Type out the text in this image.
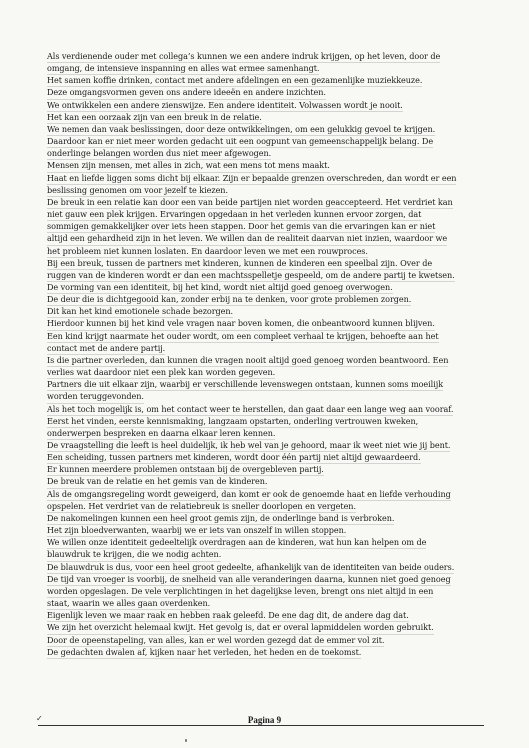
Als verdienende ouder met collega’s kunnen we een andere indruk krijgen, op het leven, door de
omgang, de intensieve inspanning en alles wat ermee samenhangt.
Het samen koffie drinken, contact met andere afdelingen en een gezamenlijke muziekkeuze.
Deze omgangsvormen geven ons andere ideeën en andere inzichten.
We ontwikkelen een andere zienswijze. Een andere identiteit. Volwassen wordt je nooit.
Het kan een oorzaak zijn van een breuk in de relatie.
We nemen dan vaak beslissingen, door deze ontwikkelingen, om een gelukkig gevoel te krijgen.
Daardoor kan er niet meer worden gedacht uit een oogpunt van gemeenschappelijk belang. De
onderlinge belangen worden dus niet meer afgewogen.
Mensen zijn mensen, met alles in zich, wat een mens tot mens maakt.
Haat en liefde liggen soms dicht bij elkaar. Zijn er bepaalde grenzen overschreden, dan wordt er een
beslissing genomen om voor jezelf te kiezen.
De breuk in een relatie kan door een van beide partijen niet worden geaccepteerd. Het verdriet kan
niet gauw een plek krijgen. Ervaringen opgedaan in het verleden kunnen ervoor zorgen, dat
sommigen gemakkelijker over iets heen stappen. Door het gemis van die ervaringen kan er niet
altijd een gehardheid zijn in het leven. We willen dan de realiteit daarvan niet inzien, waardoor we
het probleem niet kunnen loslaten. En daardoor leven we met een rouwproces.
Bij een breuk, tussen de partners met kinderen, kunnen de kinderen een speelbal zijn. Over de
ruggen van de kinderen wordt er dan een machtsspelletje gespeeld, om de andere partij te kwetsen.
De vorming van een identiteit, bij het kind, wordt niet altijd goed genoeg overwogen.
De deur die is dichtgegooid kan, zonder erbij na te denken, voor grote problemen zorgen.
Dit kan het kind emotionele schade bezorgen.
Hierdoor kunnen bij het kind vele vragen naar boven komen, die onbeantwoord kunnen blijven.
Een kind krijgt naarmate het ouder wordt, om een compleet verhaal te krijgen, behoefte aan het
contact met de andere partij.
Is die partner overleden, dan kunnen die vragen nooit altijd goed genoeg worden beantwoord. Een
verlies wat daardoor niet een plek kan worden gegeven.
Partners die uit elkaar zijn, waarbij er verschillende levenswegen ontstaan, kunnen soms moeilijk
worden teruggevonden.
Als het toch mogelijk is, om het contact weer te herstellen, dan gaat daar een lange weg aan vooraf.
Eerst het vinden, eerste kennismaking, langzaam opstarten, onderling vertrouwen kweken,
onderwerpen bespreken en daarna elkaar leren kennen.
De vraagstelling die leeft is heel duidelijk, ik heb wel van je gehoord, maar ik weet niet wie jij bent.
Een scheiding, tussen partners met kinderen, wordt door één partij niet altijd gewaardeerd.
Er kunnen meerdere problemen ontstaan bij de overgebleven partij.
De breuk van de relatie en het gemis van de kinderen.
Als de omgangsregeling wordt geweigerd, dan komt er ook de genoemde haat en liefde verhouding
opspelen. Het verdriet van de relatiebreuk is sneller doorlopen en vergeten.
De nakomelingen kunnen een heel groot gemis zijn, de onderlinge band is verbroken.
Het zijn bloedverwanten, waarbij we er iets van onszelf in willen stoppen.
We willen onze identiteit gedeeltelijk overdragen aan de kinderen, wat hun kan helpen om de
blauwdruk te krijgen, die we nodig achten.
De blauwdruk is dus, voor een heel groot gedeelte, afhankelijk van de identiteiten van beide ouders.
De tijd van vroeger is voorbij, de snelheid van alle veranderingen daarna, kunnen niet goed genoeg
worden opgeslagen. De vele verplichtingen in het dagelijkse leven, brengt ons niet altijd in een
staat, waarin we alles gaan overdenken.
Eigenlijk leven we maar raak en hebben raak geleefd. De ene dag dit, de andere dag dat.
We zijn het overzicht helemaal kwijt. Het gevolg is, dat er overal lapmiddelen worden gebruikt.
Door de opeenstapeling, van alles, kan er wel worden gezegd dat de emmer vol zit.
De gedachten dwalen af, kijken naar het verleden, het heden en de toekomst.
✓	Pagina 9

→ **Required action**:
Within the listing, how many lines hold the string "waarbij"? State that number alone.

→ **Solution to the exercise**:
2